ESERCIZIO SCRITTO.
Ricopia tutte le righe del materiale qui sotto sostituendo "x-tick-label" con "x-axis-tick" e lascia invariato tutto il resto.

MATERIALE FORNITO.
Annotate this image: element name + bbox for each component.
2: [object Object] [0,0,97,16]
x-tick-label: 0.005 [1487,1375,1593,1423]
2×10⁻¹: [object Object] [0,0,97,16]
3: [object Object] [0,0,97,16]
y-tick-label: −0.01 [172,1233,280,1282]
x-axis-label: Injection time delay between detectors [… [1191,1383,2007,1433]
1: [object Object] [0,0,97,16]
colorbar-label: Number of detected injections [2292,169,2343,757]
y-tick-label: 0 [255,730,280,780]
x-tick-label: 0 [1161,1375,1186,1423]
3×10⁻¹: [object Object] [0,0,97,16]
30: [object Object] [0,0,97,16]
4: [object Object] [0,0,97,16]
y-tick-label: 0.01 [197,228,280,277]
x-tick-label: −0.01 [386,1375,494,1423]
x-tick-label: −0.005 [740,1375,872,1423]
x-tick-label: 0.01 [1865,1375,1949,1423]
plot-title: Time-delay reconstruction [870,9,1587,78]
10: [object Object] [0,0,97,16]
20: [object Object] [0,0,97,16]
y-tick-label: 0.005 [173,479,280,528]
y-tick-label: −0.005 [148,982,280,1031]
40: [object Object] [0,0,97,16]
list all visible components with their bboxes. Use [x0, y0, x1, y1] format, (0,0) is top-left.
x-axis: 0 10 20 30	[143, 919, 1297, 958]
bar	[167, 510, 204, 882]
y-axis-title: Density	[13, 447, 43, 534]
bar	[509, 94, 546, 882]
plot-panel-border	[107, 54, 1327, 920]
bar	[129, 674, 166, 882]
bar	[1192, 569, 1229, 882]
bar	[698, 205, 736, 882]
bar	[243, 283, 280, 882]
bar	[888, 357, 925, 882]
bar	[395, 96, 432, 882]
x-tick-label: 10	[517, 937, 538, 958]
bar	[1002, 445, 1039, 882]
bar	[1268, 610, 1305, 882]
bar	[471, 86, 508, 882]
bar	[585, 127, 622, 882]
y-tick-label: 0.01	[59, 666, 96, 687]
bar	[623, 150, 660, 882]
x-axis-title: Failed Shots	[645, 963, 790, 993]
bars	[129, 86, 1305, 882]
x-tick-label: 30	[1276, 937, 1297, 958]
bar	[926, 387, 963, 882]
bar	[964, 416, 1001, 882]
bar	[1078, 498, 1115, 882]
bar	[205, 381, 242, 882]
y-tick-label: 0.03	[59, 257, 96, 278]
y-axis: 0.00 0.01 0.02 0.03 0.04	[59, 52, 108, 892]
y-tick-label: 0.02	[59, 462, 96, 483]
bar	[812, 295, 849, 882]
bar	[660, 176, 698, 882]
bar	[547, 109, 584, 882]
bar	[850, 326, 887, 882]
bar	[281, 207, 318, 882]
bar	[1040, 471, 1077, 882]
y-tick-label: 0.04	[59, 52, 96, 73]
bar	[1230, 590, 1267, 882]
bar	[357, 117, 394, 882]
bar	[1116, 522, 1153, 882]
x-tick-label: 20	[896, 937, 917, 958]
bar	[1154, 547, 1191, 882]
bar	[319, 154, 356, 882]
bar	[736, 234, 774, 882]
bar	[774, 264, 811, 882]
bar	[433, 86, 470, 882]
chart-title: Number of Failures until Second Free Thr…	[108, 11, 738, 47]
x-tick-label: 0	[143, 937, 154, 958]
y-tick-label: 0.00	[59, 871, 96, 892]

SOLUZIONE ESERCIZIO.
Annotate this image: element name + bbox for each component.
2: [object Object] [0,0,97,16]
x-axis-tick: 0.005 [1487,1375,1593,1423]
2×10⁻¹: [object Object] [0,0,97,16]
3: [object Object] [0,0,97,16]
y-tick-label: −0.01 [172,1233,280,1282]
x-axis-label: Injection time delay between detectors [… [1191,1383,2007,1433]
1: [object Object] [0,0,97,16]
colorbar-label: Number of detected injections [2292,169,2343,757]
y-tick-label: 0 [255,730,280,780]
x-axis-tick: 0 [1161,1375,1186,1423]
3×10⁻¹: [object Object] [0,0,97,16]
30: [object Object] [0,0,97,16]
4: [object Object] [0,0,97,16]
y-tick-label: 0.01 [197,228,280,277]
x-axis-tick: −0.01 [386,1375,494,1423]
x-axis-tick: −0.005 [740,1375,872,1423]
x-axis-tick: 0.01 [1865,1375,1949,1423]
plot-title: Time-delay reconstruction [870,9,1587,78]
10: [object Object] [0,0,97,16]
20: [object Object] [0,0,97,16]
y-tick-label: 0.005 [173,479,280,528]
y-tick-label: −0.005 [148,982,280,1031]
40: [object Object] [0,0,97,16]
list all visible components with their bboxes. Use [x0, y0, x1, y1] format, (0,0) is top-left.
x-axis: 0 10 20 30	[143, 919, 1297, 958]
bar	[167, 510, 204, 882]
y-axis-title: Density	[13, 447, 43, 534]
bar	[509, 94, 546, 882]
plot-panel-border	[107, 54, 1327, 920]
bar	[129, 674, 166, 882]
bar	[1192, 569, 1229, 882]
bar	[698, 205, 736, 882]
bar	[243, 283, 280, 882]
bar	[888, 357, 925, 882]
bar	[395, 96, 432, 882]
x-axis-tick: 10	[517, 937, 538, 958]
bar	[1002, 445, 1039, 882]
bar	[1268, 610, 1305, 882]
bar	[471, 86, 508, 882]
bar	[585, 127, 622, 882]
y-tick-label: 0.01	[59, 666, 96, 687]
bar	[623, 150, 660, 882]
x-axis-title: Failed Shots	[645, 963, 790, 993]
bars	[129, 86, 1305, 882]
x-axis-tick: 30	[1276, 937, 1297, 958]
bar	[926, 387, 963, 882]
bar	[964, 416, 1001, 882]
bar	[1078, 498, 1115, 882]
bar	[205, 381, 242, 882]
y-tick-label: 0.03	[59, 257, 96, 278]
y-axis: 0.00 0.01 0.02 0.03 0.04	[59, 52, 108, 892]
y-tick-label: 0.02	[59, 462, 96, 483]
bar	[812, 295, 849, 882]
bar	[660, 176, 698, 882]
bar	[547, 109, 584, 882]
bar	[850, 326, 887, 882]
bar	[281, 207, 318, 882]
bar	[1040, 471, 1077, 882]
y-tick-label: 0.04	[59, 52, 96, 73]
bar	[1230, 590, 1267, 882]
bar	[357, 117, 394, 882]
bar	[1116, 522, 1153, 882]
x-axis-tick: 20	[896, 937, 917, 958]
bar	[1154, 547, 1191, 882]
bar	[319, 154, 356, 882]
bar	[736, 234, 774, 882]
bar	[774, 264, 811, 882]
bar	[433, 86, 470, 882]
chart-title: Number of Failures until Second Free Thr…	[108, 11, 738, 47]
x-axis-tick: 0	[143, 937, 154, 958]
y-tick-label: 0.00	[59, 871, 96, 892]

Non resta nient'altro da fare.